**DIRECTIVE A**
In the rows, begin at the line that has "peak-leader-2 <box>117 57 129 95</box>" and stop after the line that has "caption-line: wt% TTPC, and". Rewrite only those lines, replacing "x-tick-label" with "tick-label" and leaving everything else unchanged.

**PAGE EXCERPT**
Below is the code, which you can build as a console app by pasting into main.swift. Find the following line:

let device = MTLCopyAllDevices()[1]

I use [0] for the Intel, [1] for the Radeon, and you can see that the output is different, that is, all zeros for the Radeon. I suppose your mileage may vary depending on your machine. I welcome any input, cheers

import MetalPerformanceShaders

typealias MPSNumber = Float32

let MPSNumberSize = MemoryLayout<MPSNumber>.size
let MPSNumberTypeInGPU = MPSDataType.float32

class MPSNet {
    let commandBuffer: MTLCommandBuffer
    let commandQueue: MTLCommandQueue
    let device = MTLCopyAllDevices()[1]
    var neuronsInMatrix1: MPSMatrix?
    var neuronsInMatrix2: MPSMatrix?
    var neuronsOutMatrix: MPSMatrix?

    init() {
        guard let cq = device.makeCommandQueue() else { fatalError() }
        guard let cb = cq.makeCommandBuffer() else { fatalError() }

        commandQueue = cq
        commandBuffer = cb

        let cMatrices = 2
        let cRows = 1
        let cColumns = 3

        let sensoryInputs1: [MPSNumber] = [1, 2, 3]
        let sensoryInputs2: [MPSNumber] = [4, 5, 6]

        neuronsInMatrix1 = makeMatrix(device, sensoryInputs1)
        neuronsInMatrix2 = makeMatrix(device, sensoryInputs2)

        let rowStride = MPSMatrixDescriptor.rowBytes(fromColumns: cColumns, dataType: MPSNumberTypeInGPU)

**EXCERPTED DATA**
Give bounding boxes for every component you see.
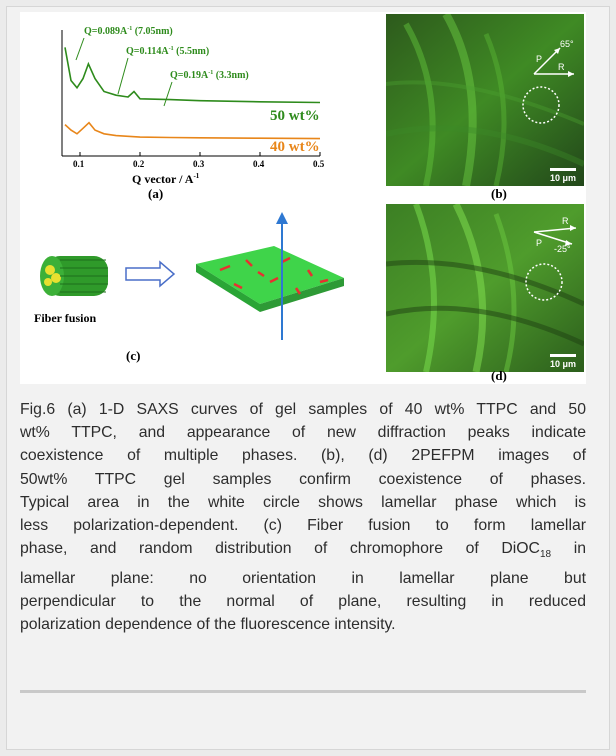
peak-leader-2 <box>117 57 129 95</box>
lamellar-circle-d <box>525 263 563 301</box>
series-line-40wt <box>64 121 321 140</box>
micro-b-angle: 65° <box>560 39 574 49</box>
peak-leader-3 <box>163 81 173 107</box>
x-tick-label: 0.3 <box>193 159 205 169</box>
fiber-fusion-schematic: Fiber fusion <box>34 212 344 340</box>
caption-line: Typical area in the white circle shows l… <box>20 493 586 511</box>
x-tick-label: 0.1 <box>73 159 85 169</box>
divider <box>20 690 586 693</box>
caption-line: wt% TTPC, and appearance of new diffract… <box>20 424 586 442</box>
micrograph-b: 65° P R 10 μm <box>386 14 584 186</box>
label-d: (d) <box>491 368 507 383</box>
x-axis-title: Q vector / A-1 <box>132 172 200 186</box>
caption-line: less polarization-dependent. (c) Fiber f… <box>20 517 586 535</box>
saxs-chart: Q=0.089A-1 (7.05nm) Q=0.114A-1 (5.5nm) Q… <box>61 26 325 186</box>
caption-line: lamellar plane: no orientation in lamell… <box>20 569 586 587</box>
caption-subscript: 18 <box>539 549 552 561</box>
hollow-arrow-icon <box>125 260 176 288</box>
micro-d-r: R <box>562 216 569 226</box>
lamellar-plane-icon <box>196 246 344 312</box>
x-tick-label: 0.4 <box>253 159 265 169</box>
figure-6: Q=0.089A-1 (7.05nm) Q=0.114A-1 (5.5nm) Q… <box>20 12 586 384</box>
figure-caption: Fig.6 (a) 1-D SAXS curves of gel samples… <box>20 398 586 636</box>
caption-line: 50wt% TTPC gel samples confirm coexisten… <box>20 470 586 488</box>
scalebar-b <box>550 168 576 171</box>
x-tick-label: 0.2 <box>133 159 145 169</box>
peak-leader-1 <box>75 37 85 61</box>
micrograph-b-image <box>386 14 584 186</box>
fiber-bundle-icon <box>40 256 108 296</box>
normal-axis-arrow <box>276 212 288 340</box>
peak-label-1: Q=0.089A-1 (7.05nm) <box>84 26 173 37</box>
label-b: (b) <box>491 186 507 201</box>
micro-d-angle: -25° <box>554 244 571 254</box>
caption-line: phase, and random distribution of chromo… <box>20 537 586 566</box>
peak-label-3: Q=0.19A-1 (3.3nm) <box>170 70 249 81</box>
lamellar-circle-b <box>522 86 560 124</box>
micro-b-r: R <box>558 62 565 72</box>
caption-line: perpendicular to the normal of plane, re… <box>20 592 586 610</box>
x-tick-label: 0.5 <box>313 159 325 169</box>
micrograph-d: R P -25° 10 μm <box>386 204 584 372</box>
caption-line: polarization dependence of the fluoresce… <box>20 615 396 633</box>
micrograph-d-image <box>386 204 584 372</box>
series-label-50: 50 wt% <box>270 108 320 124</box>
scalebar-b-label: 10 μm <box>550 173 577 183</box>
peak-label-2: Q=0.114A-1 (5.5nm) <box>126 46 209 57</box>
caption-text: in <box>551 540 586 558</box>
caption-line: coexistence of multiple phases. (b), (d)… <box>20 447 586 465</box>
micro-d-p: P <box>536 238 543 248</box>
series-label-40: 40 wt% <box>270 139 320 155</box>
scalebar-d <box>550 354 576 357</box>
caption-text: phase, and random distribution of chromo… <box>20 540 540 558</box>
series-line-50wt <box>64 47 321 104</box>
label-a: (a) <box>148 186 164 201</box>
micro-b-p: P <box>536 54 543 64</box>
label-c: (c) <box>126 348 141 363</box>
fiber-fusion-label: Fiber fusion <box>34 311 96 325</box>
scalebar-d-label: 10 μm <box>550 359 577 369</box>
caption-line: Fig.6 (a) 1-D SAXS curves of gel samples… <box>20 401 586 418</box>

**DIRECTIVE B**
List every property declared in the MPSNet class of the Metal code excerpt.

**WORKED ANSWER A**
peak-leader-2 <box>117 57 129 95</box>
lamellar-circle-d <box>525 263 563 301</box>
series-line-40wt <box>64 121 321 140</box>
micro-b-angle: 65° <box>560 39 574 49</box>
peak-leader-3 <box>163 81 173 107</box>
tick-label: 0.3 <box>193 159 205 169</box>
fiber-fusion-schematic: Fiber fusion <box>34 212 344 340</box>
caption-line: Typical area in the white circle shows l… <box>20 493 586 511</box>
tick-label: 0.1 <box>73 159 85 169</box>
divider <box>20 690 586 693</box>
caption-line: wt% TTPC, and appearance of new diffract… <box>20 424 586 442</box>

**WORKED ANSWER B**
commandBuffer
commandQueue
device
neuronsInMatrix1
neuronsInMatrix2
neuronsOutMatrix